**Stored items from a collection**
_____
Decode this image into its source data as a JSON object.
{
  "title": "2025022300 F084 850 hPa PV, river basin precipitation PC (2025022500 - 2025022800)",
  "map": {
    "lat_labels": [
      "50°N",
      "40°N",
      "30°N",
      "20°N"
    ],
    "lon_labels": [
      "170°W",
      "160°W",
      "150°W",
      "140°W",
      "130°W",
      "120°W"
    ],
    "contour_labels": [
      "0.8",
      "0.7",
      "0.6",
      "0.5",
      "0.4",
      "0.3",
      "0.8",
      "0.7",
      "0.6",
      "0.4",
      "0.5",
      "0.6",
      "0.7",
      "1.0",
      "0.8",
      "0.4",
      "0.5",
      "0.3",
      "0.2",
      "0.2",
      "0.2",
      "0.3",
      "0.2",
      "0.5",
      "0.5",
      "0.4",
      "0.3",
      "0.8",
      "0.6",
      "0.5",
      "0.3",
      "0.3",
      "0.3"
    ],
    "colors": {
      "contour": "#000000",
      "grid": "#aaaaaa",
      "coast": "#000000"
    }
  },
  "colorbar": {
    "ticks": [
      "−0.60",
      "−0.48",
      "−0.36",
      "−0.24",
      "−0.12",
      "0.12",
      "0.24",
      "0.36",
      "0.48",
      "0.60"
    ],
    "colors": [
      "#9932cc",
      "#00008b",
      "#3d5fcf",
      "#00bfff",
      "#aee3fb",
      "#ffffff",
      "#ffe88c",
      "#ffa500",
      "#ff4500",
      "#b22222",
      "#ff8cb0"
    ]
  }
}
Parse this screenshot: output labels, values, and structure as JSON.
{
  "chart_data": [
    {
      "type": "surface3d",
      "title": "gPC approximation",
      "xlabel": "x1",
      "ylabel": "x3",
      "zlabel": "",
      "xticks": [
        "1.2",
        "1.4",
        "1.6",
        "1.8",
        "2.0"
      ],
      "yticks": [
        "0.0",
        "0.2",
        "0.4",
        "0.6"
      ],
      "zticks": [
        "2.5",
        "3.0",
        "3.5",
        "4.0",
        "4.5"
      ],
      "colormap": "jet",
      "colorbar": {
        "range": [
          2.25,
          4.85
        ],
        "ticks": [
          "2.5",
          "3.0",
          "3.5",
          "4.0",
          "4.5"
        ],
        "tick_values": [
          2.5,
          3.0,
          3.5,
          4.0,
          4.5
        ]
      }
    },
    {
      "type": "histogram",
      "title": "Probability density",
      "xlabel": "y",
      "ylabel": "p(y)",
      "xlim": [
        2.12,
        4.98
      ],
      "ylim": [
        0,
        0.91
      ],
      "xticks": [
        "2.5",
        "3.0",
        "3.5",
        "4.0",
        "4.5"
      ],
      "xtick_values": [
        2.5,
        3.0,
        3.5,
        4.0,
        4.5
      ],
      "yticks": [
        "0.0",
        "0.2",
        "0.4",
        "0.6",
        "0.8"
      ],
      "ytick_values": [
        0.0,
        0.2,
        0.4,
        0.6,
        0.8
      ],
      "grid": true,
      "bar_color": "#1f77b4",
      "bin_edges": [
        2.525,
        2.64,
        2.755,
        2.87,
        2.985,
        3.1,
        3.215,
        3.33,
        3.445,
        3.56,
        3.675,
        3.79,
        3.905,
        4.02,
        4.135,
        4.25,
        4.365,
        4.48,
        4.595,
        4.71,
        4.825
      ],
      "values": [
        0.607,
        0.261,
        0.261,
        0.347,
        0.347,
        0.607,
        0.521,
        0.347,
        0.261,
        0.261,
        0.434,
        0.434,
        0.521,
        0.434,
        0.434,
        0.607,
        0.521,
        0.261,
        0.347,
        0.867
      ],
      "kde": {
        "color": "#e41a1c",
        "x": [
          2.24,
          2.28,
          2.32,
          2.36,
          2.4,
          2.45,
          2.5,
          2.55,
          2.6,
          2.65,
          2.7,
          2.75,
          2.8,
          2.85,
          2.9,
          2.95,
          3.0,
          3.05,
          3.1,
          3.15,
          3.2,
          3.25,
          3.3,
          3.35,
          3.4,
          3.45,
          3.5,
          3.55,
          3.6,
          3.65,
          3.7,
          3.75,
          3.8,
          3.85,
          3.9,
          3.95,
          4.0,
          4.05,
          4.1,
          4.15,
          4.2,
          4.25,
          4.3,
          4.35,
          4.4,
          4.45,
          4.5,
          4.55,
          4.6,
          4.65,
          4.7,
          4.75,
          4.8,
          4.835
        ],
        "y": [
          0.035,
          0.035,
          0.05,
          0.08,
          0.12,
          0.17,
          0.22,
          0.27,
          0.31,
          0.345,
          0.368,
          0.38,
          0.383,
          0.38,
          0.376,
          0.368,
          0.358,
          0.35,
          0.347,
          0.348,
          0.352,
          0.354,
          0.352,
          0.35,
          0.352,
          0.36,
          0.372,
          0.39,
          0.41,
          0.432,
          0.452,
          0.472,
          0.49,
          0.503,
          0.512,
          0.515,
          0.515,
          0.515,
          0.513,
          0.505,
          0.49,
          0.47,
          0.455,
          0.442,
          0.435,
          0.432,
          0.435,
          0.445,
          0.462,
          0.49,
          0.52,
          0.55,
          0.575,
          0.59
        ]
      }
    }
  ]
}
_____
**WHAT TO DO**
Take the entries above and transcribe them exactly.

**EXERCISE RESULT**
Decode this image into its source data as a JSON object.
{
  "title": "2025022300 F084 850 hPa PV, river basin precipitation PC (2025022500 - 2025022800)",
  "map": {
    "lat_labels": [
      "50°N",
      "40°N",
      "30°N",
      "20°N"
    ],
    "lon_labels": [
      "170°W",
      "160°W",
      "150°W",
      "140°W",
      "130°W",
      "120°W"
    ],
    "contour_labels": [
      "0.8",
      "0.7",
      "0.6",
      "0.5",
      "0.4",
      "0.3",
      "0.8",
      "0.7",
      "0.6",
      "0.4",
      "0.5",
      "0.6",
      "0.7",
      "1.0",
      "0.8",
      "0.4",
      "0.5",
      "0.3",
      "0.2",
      "0.2",
      "0.2",
      "0.3",
      "0.2",
      "0.5",
      "0.5",
      "0.4",
      "0.3",
      "0.8",
      "0.6",
      "0.5",
      "0.3",
      "0.3",
      "0.3"
    ],
    "colors": {
      "contour": "#000000",
      "grid": "#aaaaaa",
      "coast": "#000000"
    }
  },
  "colorbar": {
    "ticks": [
      "−0.60",
      "−0.48",
      "−0.36",
      "−0.24",
      "−0.12",
      "0.12",
      "0.24",
      "0.36",
      "0.48",
      "0.60"
    ],
    "colors": [
      "#9932cc",
      "#00008b",
      "#3d5fcf",
      "#00bfff",
      "#aee3fb",
      "#ffffff",
      "#ffe88c",
      "#ffa500",
      "#ff4500",
      "#b22222",
      "#ff8cb0"
    ]
  }
}
Parse this screenshot: output labels, values, and structure as JSON.
{
  "chart_data": [
    {
      "type": "surface3d",
      "title": "gPC approximation",
      "xlabel": "x1",
      "ylabel": "x3",
      "zlabel": "",
      "xticks": [
        "1.2",
        "1.4",
        "1.6",
        "1.8",
        "2.0"
      ],
      "yticks": [
        "0.0",
        "0.2",
        "0.4",
        "0.6"
      ],
      "zticks": [
        "2.5",
        "3.0",
        "3.5",
        "4.0",
        "4.5"
      ],
      "colormap": "jet",
      "colorbar": {
        "range": [
          2.25,
          4.85
        ],
        "ticks": [
          "2.5",
          "3.0",
          "3.5",
          "4.0",
          "4.5"
        ],
        "tick_values": [
          2.5,
          3.0,
          3.5,
          4.0,
          4.5
        ]
      }
    },
    {
      "type": "histogram",
      "title": "Probability density",
      "xlabel": "y",
      "ylabel": "p(y)",
      "xlim": [
        2.12,
        4.98
      ],
      "ylim": [
        0,
        0.91
      ],
      "xticks": [
        "2.5",
        "3.0",
        "3.5",
        "4.0",
        "4.5"
      ],
      "xtick_values": [
        2.5,
        3.0,
        3.5,
        4.0,
        4.5
      ],
      "yticks": [
        "0.0",
        "0.2",
        "0.4",
        "0.6",
        "0.8"
      ],
      "ytick_values": [
        0.0,
        0.2,
        0.4,
        0.6,
        0.8
      ],
      "grid": true,
      "bar_color": "#1f77b4",
      "bin_edges": [
        2.525,
        2.64,
        2.755,
        2.87,
        2.985,
        3.1,
        3.215,
        3.33,
        3.445,
        3.56,
        3.675,
        3.79,
        3.905,
        4.02,
        4.135,
        4.25,
        4.365,
        4.48,
        4.595,
        4.71,
        4.825
      ],
      "values": [
        0.607,
        0.261,
        0.261,
        0.347,
        0.347,
        0.607,
        0.521,
        0.347,
        0.261,
        0.261,
        0.434,
        0.434,
        0.521,
        0.434,
        0.434,
        0.607,
        0.521,
        0.261,
        0.347,
        0.867
      ],
      "kde": {
        "color": "#e41a1c",
        "x": [
          2.24,
          2.28,
          2.32,
          2.36,
          2.4,
          2.45,
          2.5,
          2.55,
          2.6,
          2.65,
          2.7,
          2.75,
          2.8,
          2.85,
          2.9,
          2.95,
          3.0,
          3.05,
          3.1,
          3.15,
          3.2,
          3.25,
          3.3,
          3.35,
          3.4,
          3.45,
          3.5,
          3.55,
          3.6,
          3.65,
          3.7,
          3.75,
          3.8,
          3.85,
          3.9,
          3.95,
          4.0,
          4.05,
          4.1,
          4.15,
          4.2,
          4.25,
          4.3,
          4.35,
          4.4,
          4.45,
          4.5,
          4.55,
          4.6,
          4.65,
          4.7,
          4.75,
          4.8,
          4.835
        ],
        "y": [
          0.035,
          0.035,
          0.05,
          0.08,
          0.12,
          0.17,
          0.22,
          0.27,
          0.31,
          0.345,
          0.368,
          0.38,
          0.383,
          0.38,
          0.376,
          0.368,
          0.358,
          0.35,
          0.347,
          0.348,
          0.352,
          0.354,
          0.352,
          0.35,
          0.352,
          0.36,
          0.372,
          0.39,
          0.41,
          0.432,
          0.452,
          0.472,
          0.49,
          0.503,
          0.512,
          0.515,
          0.515,
          0.515,
          0.513,
          0.505,
          0.49,
          0.47,
          0.455,
          0.442,
          0.435,
          0.432,
          0.435,
          0.445,
          0.462,
          0.49,
          0.52,
          0.55,
          0.575,
          0.59
        ]
      }
    }
  ]
}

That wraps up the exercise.